#### [TASK DETAILS]
Search the records for the word "西南焦化厂开工率" and pick out every line that has it.

Stored dataset items:
○ ○ ○ ○
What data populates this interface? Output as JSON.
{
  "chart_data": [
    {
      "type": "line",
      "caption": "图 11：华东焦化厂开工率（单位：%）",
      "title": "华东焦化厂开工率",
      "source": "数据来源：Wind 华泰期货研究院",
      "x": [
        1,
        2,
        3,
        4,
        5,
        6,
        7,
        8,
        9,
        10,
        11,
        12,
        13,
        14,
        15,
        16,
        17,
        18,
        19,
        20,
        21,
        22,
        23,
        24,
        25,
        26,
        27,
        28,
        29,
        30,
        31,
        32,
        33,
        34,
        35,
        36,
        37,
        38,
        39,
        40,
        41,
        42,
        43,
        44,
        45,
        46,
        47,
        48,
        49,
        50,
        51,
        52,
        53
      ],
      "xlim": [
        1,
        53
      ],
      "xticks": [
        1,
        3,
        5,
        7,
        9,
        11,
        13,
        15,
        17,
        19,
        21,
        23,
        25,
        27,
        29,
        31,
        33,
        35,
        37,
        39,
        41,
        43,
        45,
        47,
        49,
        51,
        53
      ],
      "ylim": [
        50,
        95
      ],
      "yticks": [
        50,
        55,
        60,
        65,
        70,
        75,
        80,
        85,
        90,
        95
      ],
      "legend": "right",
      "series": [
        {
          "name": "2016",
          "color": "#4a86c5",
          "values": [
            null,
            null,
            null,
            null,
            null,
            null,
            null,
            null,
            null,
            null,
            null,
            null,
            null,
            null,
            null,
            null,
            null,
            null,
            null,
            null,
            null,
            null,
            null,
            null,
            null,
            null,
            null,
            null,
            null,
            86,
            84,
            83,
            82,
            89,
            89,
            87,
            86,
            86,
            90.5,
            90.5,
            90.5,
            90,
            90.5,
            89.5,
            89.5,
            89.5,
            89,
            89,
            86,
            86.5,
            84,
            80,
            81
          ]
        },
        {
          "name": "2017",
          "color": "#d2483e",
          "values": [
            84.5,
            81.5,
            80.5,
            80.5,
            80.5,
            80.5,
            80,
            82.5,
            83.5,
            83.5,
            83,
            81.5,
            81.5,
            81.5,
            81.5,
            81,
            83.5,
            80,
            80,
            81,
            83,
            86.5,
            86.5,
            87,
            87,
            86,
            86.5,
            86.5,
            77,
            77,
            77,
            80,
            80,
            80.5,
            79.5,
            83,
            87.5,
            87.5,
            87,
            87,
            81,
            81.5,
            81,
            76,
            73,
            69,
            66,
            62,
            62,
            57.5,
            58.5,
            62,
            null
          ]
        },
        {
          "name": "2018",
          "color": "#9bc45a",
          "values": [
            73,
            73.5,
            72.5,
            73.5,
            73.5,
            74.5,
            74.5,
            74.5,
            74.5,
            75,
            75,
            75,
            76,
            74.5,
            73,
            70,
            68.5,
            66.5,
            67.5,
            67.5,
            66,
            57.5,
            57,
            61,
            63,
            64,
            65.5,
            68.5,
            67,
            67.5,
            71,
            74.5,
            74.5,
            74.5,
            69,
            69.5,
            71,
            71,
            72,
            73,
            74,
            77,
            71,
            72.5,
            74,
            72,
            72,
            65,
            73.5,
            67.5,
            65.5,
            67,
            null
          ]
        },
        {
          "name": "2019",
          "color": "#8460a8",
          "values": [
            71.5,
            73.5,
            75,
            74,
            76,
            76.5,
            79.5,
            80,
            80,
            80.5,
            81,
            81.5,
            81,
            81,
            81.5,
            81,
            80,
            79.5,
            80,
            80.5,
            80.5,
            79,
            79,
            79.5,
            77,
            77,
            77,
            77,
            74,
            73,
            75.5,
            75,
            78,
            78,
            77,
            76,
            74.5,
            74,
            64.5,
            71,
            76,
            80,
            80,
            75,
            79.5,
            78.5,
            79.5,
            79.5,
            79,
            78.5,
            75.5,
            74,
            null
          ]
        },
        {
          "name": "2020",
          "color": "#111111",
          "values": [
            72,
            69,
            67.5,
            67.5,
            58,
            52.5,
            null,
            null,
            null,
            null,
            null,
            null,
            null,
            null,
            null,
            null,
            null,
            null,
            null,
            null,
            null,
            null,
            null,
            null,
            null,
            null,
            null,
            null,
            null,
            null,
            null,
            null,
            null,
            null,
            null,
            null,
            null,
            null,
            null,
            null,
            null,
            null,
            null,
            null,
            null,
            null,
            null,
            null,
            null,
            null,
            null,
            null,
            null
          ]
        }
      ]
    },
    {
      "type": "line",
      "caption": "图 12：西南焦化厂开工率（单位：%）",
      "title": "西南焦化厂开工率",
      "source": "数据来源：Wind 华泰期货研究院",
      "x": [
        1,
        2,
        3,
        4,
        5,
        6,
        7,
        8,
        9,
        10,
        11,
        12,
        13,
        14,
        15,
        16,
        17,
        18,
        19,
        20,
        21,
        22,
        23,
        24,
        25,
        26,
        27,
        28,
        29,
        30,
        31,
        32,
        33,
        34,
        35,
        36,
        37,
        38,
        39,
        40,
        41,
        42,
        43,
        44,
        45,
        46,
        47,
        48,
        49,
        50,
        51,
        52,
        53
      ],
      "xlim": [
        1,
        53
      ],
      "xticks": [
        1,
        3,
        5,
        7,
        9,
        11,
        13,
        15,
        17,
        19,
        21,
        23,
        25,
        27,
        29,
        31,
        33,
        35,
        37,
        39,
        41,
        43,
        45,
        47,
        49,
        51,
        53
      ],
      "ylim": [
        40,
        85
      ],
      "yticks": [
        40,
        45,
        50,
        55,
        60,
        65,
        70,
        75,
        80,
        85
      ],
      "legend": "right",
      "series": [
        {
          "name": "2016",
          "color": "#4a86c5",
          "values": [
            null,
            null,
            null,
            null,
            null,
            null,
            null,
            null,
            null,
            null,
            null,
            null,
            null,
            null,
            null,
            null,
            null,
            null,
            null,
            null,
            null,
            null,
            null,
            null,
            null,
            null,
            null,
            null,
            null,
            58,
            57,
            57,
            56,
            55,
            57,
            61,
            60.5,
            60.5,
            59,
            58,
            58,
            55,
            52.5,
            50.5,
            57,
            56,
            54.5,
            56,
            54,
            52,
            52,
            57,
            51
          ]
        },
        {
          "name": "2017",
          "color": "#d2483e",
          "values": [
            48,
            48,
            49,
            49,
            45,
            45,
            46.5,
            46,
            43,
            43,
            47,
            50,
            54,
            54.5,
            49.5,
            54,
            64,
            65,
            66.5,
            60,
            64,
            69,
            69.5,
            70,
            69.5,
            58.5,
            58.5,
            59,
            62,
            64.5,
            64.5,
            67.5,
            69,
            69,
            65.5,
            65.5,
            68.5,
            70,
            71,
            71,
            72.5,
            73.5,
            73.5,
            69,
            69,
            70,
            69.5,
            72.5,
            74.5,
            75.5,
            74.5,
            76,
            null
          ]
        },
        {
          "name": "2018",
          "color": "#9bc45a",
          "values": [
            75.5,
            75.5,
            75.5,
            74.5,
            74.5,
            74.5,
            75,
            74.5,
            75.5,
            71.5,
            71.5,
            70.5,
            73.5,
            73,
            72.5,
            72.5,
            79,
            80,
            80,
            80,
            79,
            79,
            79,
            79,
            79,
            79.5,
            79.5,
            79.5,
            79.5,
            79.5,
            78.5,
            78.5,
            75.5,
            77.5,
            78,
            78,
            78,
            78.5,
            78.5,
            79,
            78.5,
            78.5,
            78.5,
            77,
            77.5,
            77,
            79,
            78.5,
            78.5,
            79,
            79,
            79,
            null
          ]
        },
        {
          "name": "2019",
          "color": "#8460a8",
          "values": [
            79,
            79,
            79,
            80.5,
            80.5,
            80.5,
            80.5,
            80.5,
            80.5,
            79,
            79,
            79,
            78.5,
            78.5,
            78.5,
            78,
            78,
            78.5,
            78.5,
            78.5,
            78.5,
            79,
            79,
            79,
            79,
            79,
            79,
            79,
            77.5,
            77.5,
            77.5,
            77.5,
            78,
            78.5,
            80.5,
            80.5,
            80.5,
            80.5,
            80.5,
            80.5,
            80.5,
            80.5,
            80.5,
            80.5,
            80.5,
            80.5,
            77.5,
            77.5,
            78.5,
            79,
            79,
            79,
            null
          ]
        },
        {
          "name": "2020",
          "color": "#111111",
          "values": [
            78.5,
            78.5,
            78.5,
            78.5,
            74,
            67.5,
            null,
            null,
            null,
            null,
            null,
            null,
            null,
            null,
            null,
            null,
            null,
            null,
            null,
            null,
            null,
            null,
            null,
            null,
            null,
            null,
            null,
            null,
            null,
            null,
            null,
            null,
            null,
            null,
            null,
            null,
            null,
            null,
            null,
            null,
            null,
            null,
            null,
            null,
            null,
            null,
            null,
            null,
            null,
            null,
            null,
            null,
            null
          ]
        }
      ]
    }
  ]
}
○ ○ ○ ○
#### [EXERCISE RESPONSE]
      "caption": "图 12：西南焦化厂开工率（单位：%）",
      "title": "西南焦化厂开工率",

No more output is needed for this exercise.